## What needs to be done
Please transcribe the data below exactly. Leave the pictures out.

- - - -

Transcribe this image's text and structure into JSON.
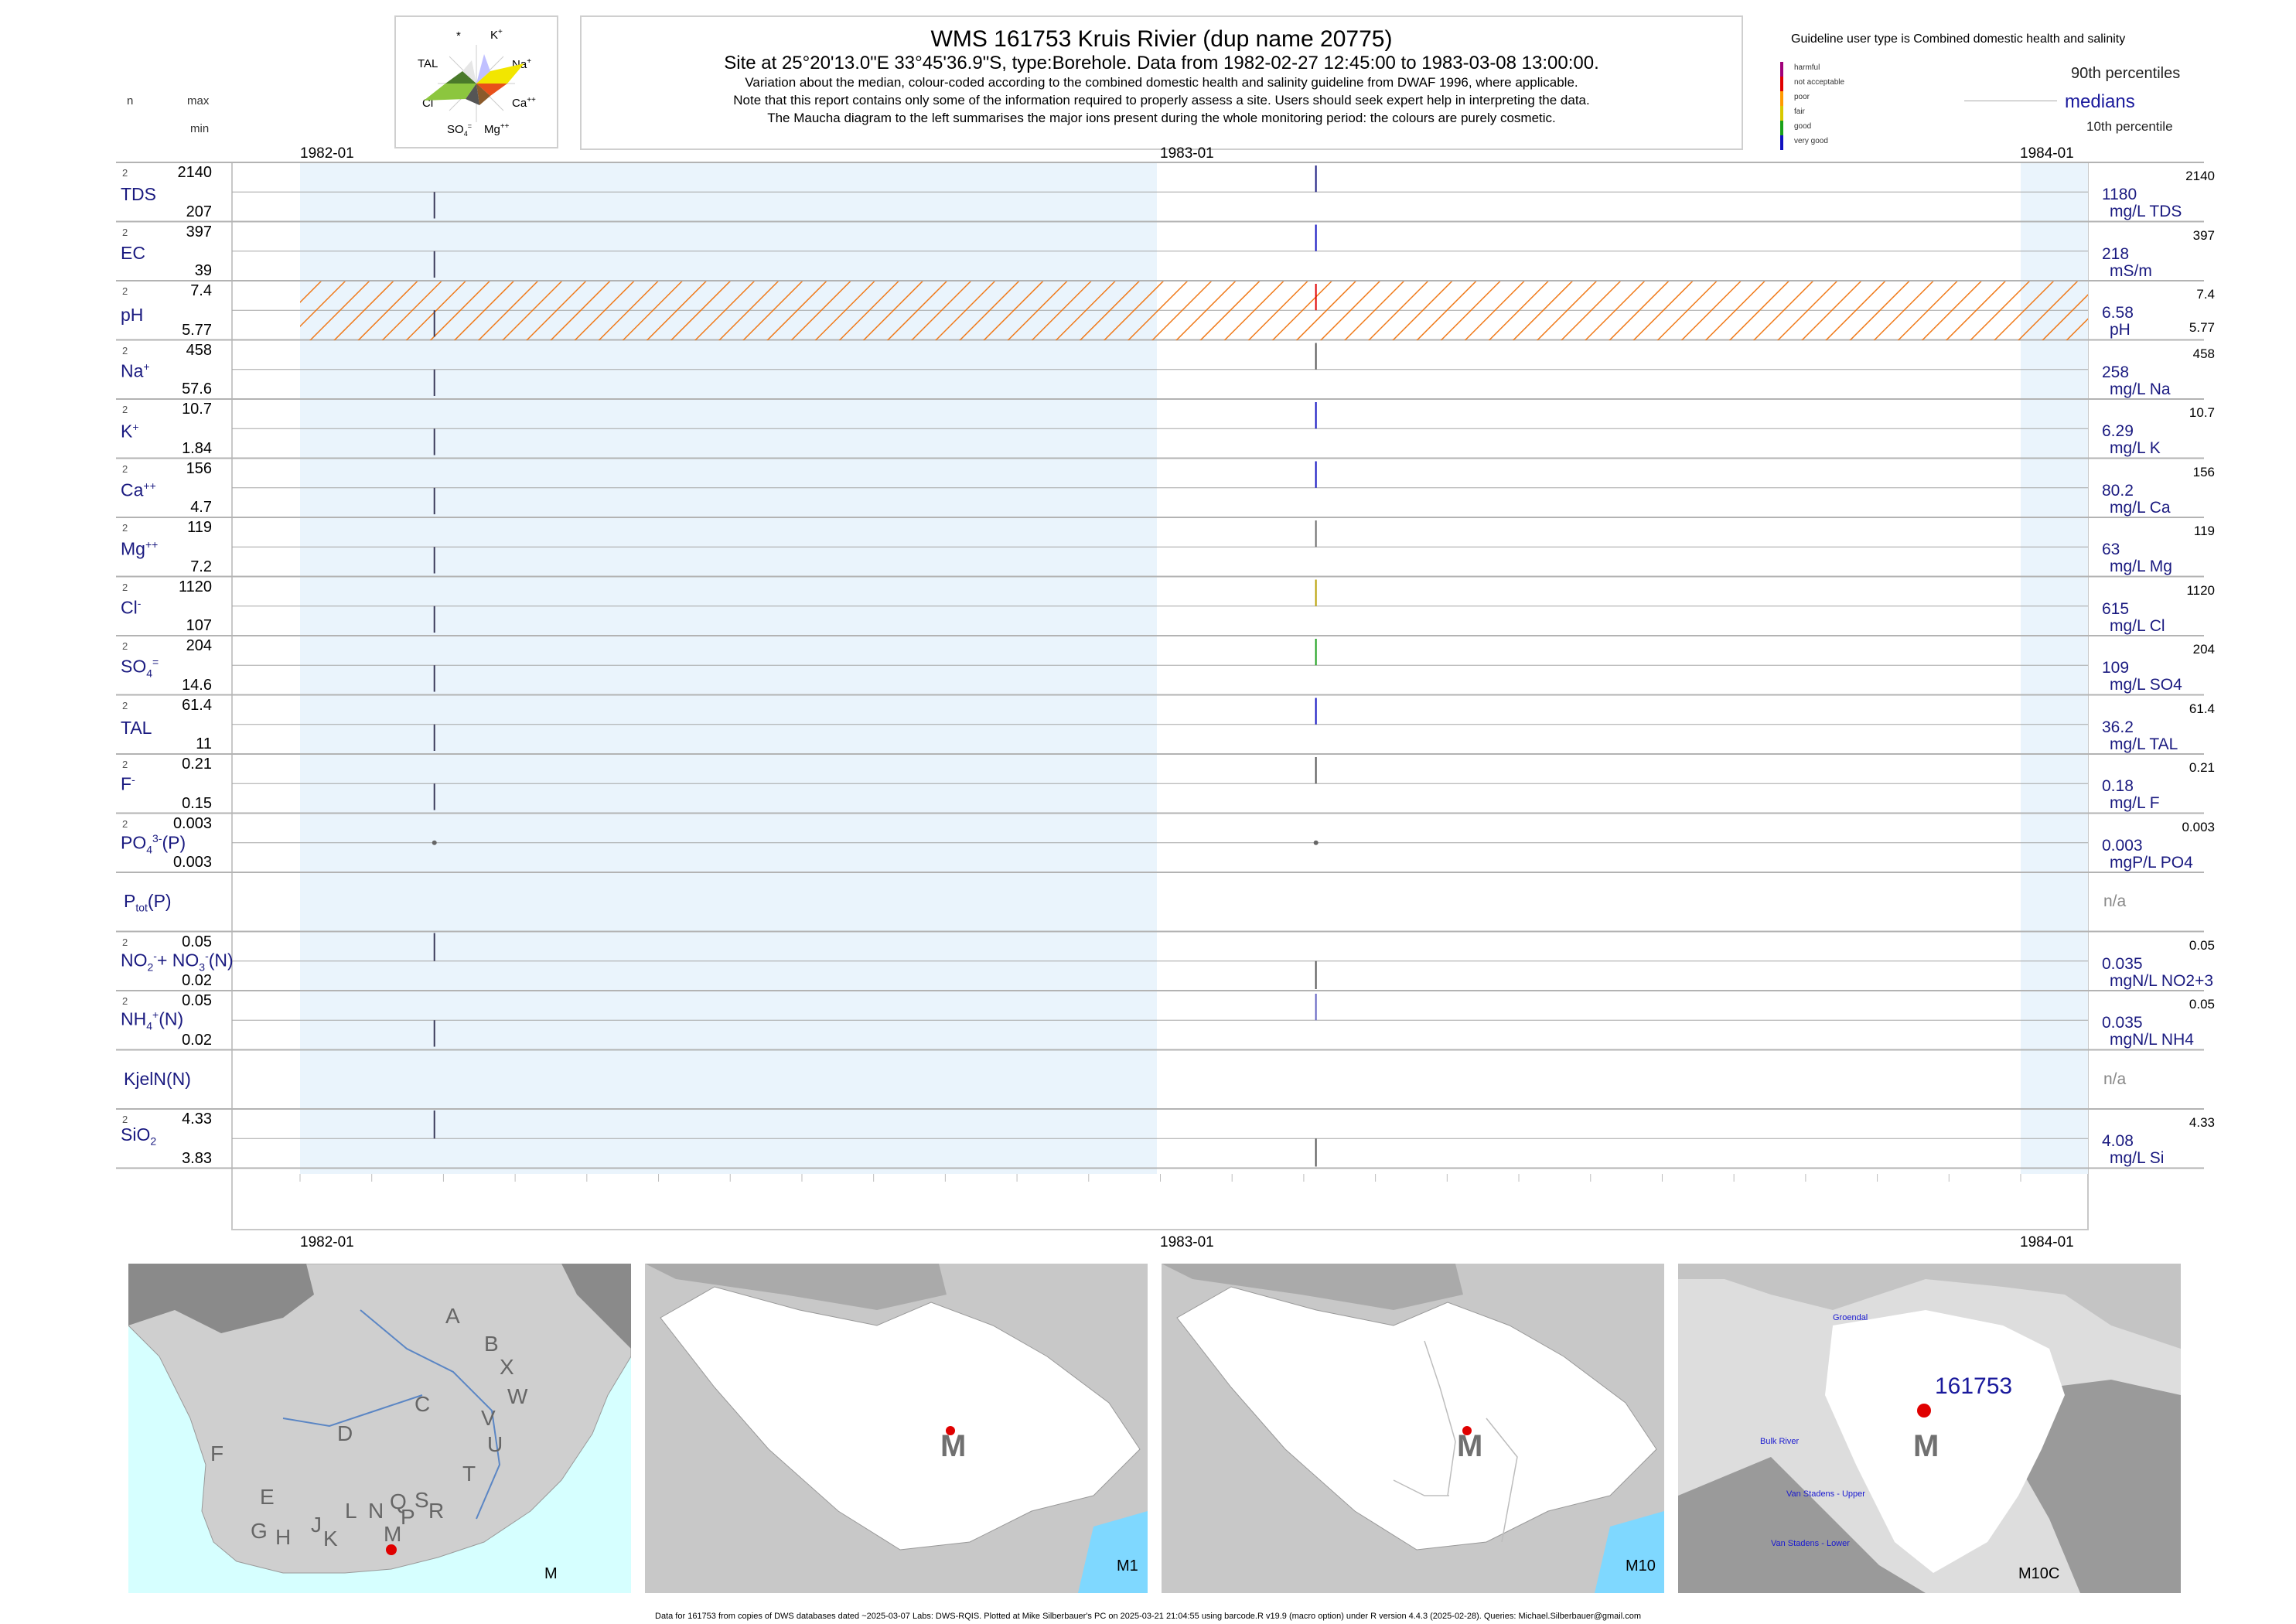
{
  "header": {
    "title": "WMS 161753  Kruis Rivier (dup name 20775)",
    "site": "Site at 25°20'13.0\"E 33°45'36.9\"S, type:Borehole.  Data from 1982-02-27 12:45:00 to 1983-03-08 13:00:00.",
    "line3": "Variation about the median,  colour-coded according to the combined domestic health and salinity guideline from DWAF 1996, where applicable.",
    "line4": "Note that this report contains only some of the information required to properly assess a site. Users should seek expert help in interpreting the data.",
    "line5": "The Maucha diagram to the left summarises the major ions present during the whole monitoring period: the colours are purely cosmetic."
  },
  "maucha": {
    "star": "*",
    "k": "K",
    "na": "Na",
    "ca": "Ca",
    "mg": "Mg",
    "so4": "SO",
    "cl": "Cl",
    "tal": "TAL"
  },
  "col_headers": {
    "n": "n",
    "max": "max",
    "min": "min"
  },
  "legend": {
    "title": "Guideline user type is Combined domestic health and salinity",
    "items": [
      {
        "label": "harmful",
        "color": "#a0007a"
      },
      {
        "label": "not acceptable",
        "color": "#e00000"
      },
      {
        "label": "poor",
        "color": "#ff9a00"
      },
      {
        "label": "fair",
        "color": "#d8c800"
      },
      {
        "label": "good",
        "color": "#1aa01a"
      },
      {
        "label": "very good",
        "color": "#1010c0"
      }
    ],
    "p90": "90th percentiles",
    "median": "medians",
    "p10": "10th percentile"
  },
  "axis": {
    "top": [
      "1982-01",
      "1983-01",
      "1984-01"
    ],
    "bottom": [
      "1982-01",
      "1983-01",
      "1984-01"
    ]
  },
  "chart_data": {
    "type": "scatter",
    "x_range": [
      "1982-01",
      "1984-01"
    ],
    "sample_dates": [
      "1982-02-27",
      "1983-03-08"
    ],
    "rows": [
      {
        "label": "TDS",
        "n": "2",
        "max": "2140",
        "min": "207",
        "median": "1180",
        "unit": "mg/L TDS",
        "rmax": "2140",
        "rmin": ""
      },
      {
        "label": "EC",
        "n": "2",
        "max": "397",
        "min": "39",
        "median": "218",
        "unit": "mS/m",
        "rmax": "397",
        "rmin": ""
      },
      {
        "label": "pH",
        "n": "2",
        "max": "7.4",
        "min": "5.77",
        "median": "6.58",
        "unit": "pH",
        "rmax": "7.4",
        "rmin": "5.77"
      },
      {
        "label": "Na",
        "n": "2",
        "max": "458",
        "min": "57.6",
        "median": "258",
        "unit": "mg/L Na",
        "rmax": "458",
        "rmin": ""
      },
      {
        "label": "K",
        "n": "2",
        "max": "10.7",
        "min": "1.84",
        "median": "6.29",
        "unit": "mg/L K",
        "rmax": "10.7",
        "rmin": ""
      },
      {
        "label": "Ca",
        "n": "2",
        "max": "156",
        "min": "4.7",
        "median": "80.2",
        "unit": "mg/L Ca",
        "rmax": "156",
        "rmin": ""
      },
      {
        "label": "Mg",
        "n": "2",
        "max": "119",
        "min": "7.2",
        "median": "63",
        "unit": "mg/L Mg",
        "rmax": "119",
        "rmin": ""
      },
      {
        "label": "Cl",
        "n": "2",
        "max": "1120",
        "min": "107",
        "median": "615",
        "unit": "mg/L Cl",
        "rmax": "1120",
        "rmin": ""
      },
      {
        "label": "SO",
        "n": "2",
        "max": "204",
        "min": "14.6",
        "median": "109",
        "unit": "mg/L SO4",
        "rmax": "204",
        "rmin": ""
      },
      {
        "label": "TAL",
        "n": "2",
        "max": "61.4",
        "min": "11",
        "median": "36.2",
        "unit": "mg/L TAL",
        "rmax": "61.4",
        "rmin": ""
      },
      {
        "label": "F",
        "n": "2",
        "max": "0.21",
        "min": "0.15",
        "median": "0.18",
        "unit": "mg/L F",
        "rmax": "0.21",
        "rmin": ""
      },
      {
        "label": "PO",
        "n": "2",
        "max": "0.003",
        "min": "0.003",
        "median": "0.003",
        "unit": "mgP/L PO4",
        "rmax": "0.003",
        "rmin": ""
      },
      {
        "label": "P",
        "n": "",
        "max": "",
        "min": "",
        "median": "n/a",
        "unit": "",
        "rmax": "",
        "rmin": ""
      },
      {
        "label": "NO",
        "n": "2",
        "max": "0.05",
        "min": "0.02",
        "median": "0.035",
        "unit": "mgN/L NO2+3",
        "rmax": "0.05",
        "rmin": ""
      },
      {
        "label": "NH",
        "n": "2",
        "max": "0.05",
        "min": "0.02",
        "median": "0.035",
        "unit": "mgN/L NH4",
        "rmax": "0.05",
        "rmin": ""
      },
      {
        "label": "KjelN(N)",
        "n": "",
        "max": "",
        "min": "",
        "median": "n/a",
        "unit": "",
        "rmax": "",
        "rmin": ""
      },
      {
        "label": "SiO",
        "n": "2",
        "max": "4.33",
        "min": "3.83",
        "median": "4.08",
        "unit": "mg/L Si",
        "rmax": "4.33",
        "rmin": ""
      }
    ],
    "guideline_band_row": "pH"
  },
  "maps": {
    "m": {
      "caption": "M",
      "letters": [
        "A",
        "B",
        "X",
        "C",
        "W",
        "D",
        "V",
        "U",
        "F",
        "T",
        "E",
        "G",
        "H",
        "J",
        "K",
        "L",
        "N",
        "Q",
        "S",
        "M",
        "P",
        "R"
      ]
    },
    "m1": {
      "caption": "M1",
      "marker": "M"
    },
    "m10": {
      "caption": "M10",
      "marker": "M"
    },
    "m10c": {
      "caption": "M10C",
      "marker": "M",
      "site": "161753",
      "towns": [
        "Groendal",
        "Bulk River",
        "Van Stadens - Upper",
        "Van Stadens - Lower"
      ]
    }
  },
  "footer": "Data for 161753 from copies of DWS databases dated ~2025-03-07 Labs: DWS-RQIS. Plotted at Mike Silberbauer's PC on 2025-03-21 21:04:55 using barcode.R v19.9 (macro option) under R version 4.4.3 (2025-02-28). Queries: Michael.Silberbauer@gmail.com"
}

- - - -

## Finished answer
Transcribe this image's text and structure into JSON.
{
  "header": {
    "title": "WMS 161753  Kruis Rivier (dup name 20775)",
    "site": "Site at 25°20'13.0\"E 33°45'36.9\"S, type:Borehole.  Data from 1982-02-27 12:45:00 to 1983-03-08 13:00:00.",
    "line3": "Variation about the median,  colour-coded according to the combined domestic health and salinity guideline from DWAF 1996, where applicable.",
    "line4": "Note that this report contains only some of the information required to properly assess a site. Users should seek expert help in interpreting the data.",
    "line5": "The Maucha diagram to the left summarises the major ions present during the whole monitoring period: the colours are purely cosmetic."
  },
  "maucha": {
    "star": "*",
    "k": "K",
    "na": "Na",
    "ca": "Ca",
    "mg": "Mg",
    "so4": "SO",
    "cl": "Cl",
    "tal": "TAL"
  },
  "col_headers": {
    "n": "n",
    "max": "max",
    "min": "min"
  },
  "legend": {
    "title": "Guideline user type is Combined domestic health and salinity",
    "items": [
      {
        "label": "harmful",
        "color": "#a0007a"
      },
      {
        "label": "not acceptable",
        "color": "#e00000"
      },
      {
        "label": "poor",
        "color": "#ff9a00"
      },
      {
        "label": "fair",
        "color": "#d8c800"
      },
      {
        "label": "good",
        "color": "#1aa01a"
      },
      {
        "label": "very good",
        "color": "#1010c0"
      }
    ],
    "p90": "90th percentiles",
    "median": "medians",
    "p10": "10th percentile"
  },
  "axis": {
    "top": [
      "1982-01",
      "1983-01",
      "1984-01"
    ],
    "bottom": [
      "1982-01",
      "1983-01",
      "1984-01"
    ]
  },
  "chart_data": {
    "type": "scatter",
    "x_range": [
      "1982-01",
      "1984-01"
    ],
    "sample_dates": [
      "1982-02-27",
      "1983-03-08"
    ],
    "rows": [
      {
        "label": "TDS",
        "n": "2",
        "max": "2140",
        "min": "207",
        "median": "1180",
        "unit": "mg/L TDS",
        "rmax": "2140",
        "rmin": ""
      },
      {
        "label": "EC",
        "n": "2",
        "max": "397",
        "min": "39",
        "median": "218",
        "unit": "mS/m",
        "rmax": "397",
        "rmin": ""
      },
      {
        "label": "pH",
        "n": "2",
        "max": "7.4",
        "min": "5.77",
        "median": "6.58",
        "unit": "pH",
        "rmax": "7.4",
        "rmin": "5.77"
      },
      {
        "label": "Na",
        "n": "2",
        "max": "458",
        "min": "57.6",
        "median": "258",
        "unit": "mg/L Na",
        "rmax": "458",
        "rmin": ""
      },
      {
        "label": "K",
        "n": "2",
        "max": "10.7",
        "min": "1.84",
        "median": "6.29",
        "unit": "mg/L K",
        "rmax": "10.7",
        "rmin": ""
      },
      {
        "label": "Ca",
        "n": "2",
        "max": "156",
        "min": "4.7",
        "median": "80.2",
        "unit": "mg/L Ca",
        "rmax": "156",
        "rmin": ""
      },
      {
        "label": "Mg",
        "n": "2",
        "max": "119",
        "min": "7.2",
        "median": "63",
        "unit": "mg/L Mg",
        "rmax": "119",
        "rmin": ""
      },
      {
        "label": "Cl",
        "n": "2",
        "max": "1120",
        "min": "107",
        "median": "615",
        "unit": "mg/L Cl",
        "rmax": "1120",
        "rmin": ""
      },
      {
        "label": "SO",
        "n": "2",
        "max": "204",
        "min": "14.6",
        "median": "109",
        "unit": "mg/L SO4",
        "rmax": "204",
        "rmin": ""
      },
      {
        "label": "TAL",
        "n": "2",
        "max": "61.4",
        "min": "11",
        "median": "36.2",
        "unit": "mg/L TAL",
        "rmax": "61.4",
        "rmin": ""
      },
      {
        "label": "F",
        "n": "2",
        "max": "0.21",
        "min": "0.15",
        "median": "0.18",
        "unit": "mg/L F",
        "rmax": "0.21",
        "rmin": ""
      },
      {
        "label": "PO",
        "n": "2",
        "max": "0.003",
        "min": "0.003",
        "median": "0.003",
        "unit": "mgP/L PO4",
        "rmax": "0.003",
        "rmin": ""
      },
      {
        "label": "P",
        "n": "",
        "max": "",
        "min": "",
        "median": "n/a",
        "unit": "",
        "rmax": "",
        "rmin": ""
      },
      {
        "label": "NO",
        "n": "2",
        "max": "0.05",
        "min": "0.02",
        "median": "0.035",
        "unit": "mgN/L NO2+3",
        "rmax": "0.05",
        "rmin": ""
      },
      {
        "label": "NH",
        "n": "2",
        "max": "0.05",
        "min": "0.02",
        "median": "0.035",
        "unit": "mgN/L NH4",
        "rmax": "0.05",
        "rmin": ""
      },
      {
        "label": "KjelN(N)",
        "n": "",
        "max": "",
        "min": "",
        "median": "n/a",
        "unit": "",
        "rmax": "",
        "rmin": ""
      },
      {
        "label": "SiO",
        "n": "2",
        "max": "4.33",
        "min": "3.83",
        "median": "4.08",
        "unit": "mg/L Si",
        "rmax": "4.33",
        "rmin": ""
      }
    ],
    "guideline_band_row": "pH"
  },
  "maps": {
    "m": {
      "caption": "M",
      "letters": [
        "A",
        "B",
        "X",
        "C",
        "W",
        "D",
        "V",
        "U",
        "F",
        "T",
        "E",
        "G",
        "H",
        "J",
        "K",
        "L",
        "N",
        "Q",
        "S",
        "M",
        "P",
        "R"
      ]
    },
    "m1": {
      "caption": "M1",
      "marker": "M"
    },
    "m10": {
      "caption": "M10",
      "marker": "M"
    },
    "m10c": {
      "caption": "M10C",
      "marker": "M",
      "site": "161753",
      "towns": [
        "Groendal",
        "Bulk River",
        "Van Stadens - Upper",
        "Van Stadens - Lower"
      ]
    }
  },
  "footer": "Data for 161753 from copies of DWS databases dated ~2025-03-07 Labs: DWS-RQIS. Plotted at Mike Silberbauer's PC on 2025-03-21 21:04:55 using barcode.R v19.9 (macro option) under R version 4.4.3 (2025-02-28). Queries: Michael.Silberbauer@gmail.com"
}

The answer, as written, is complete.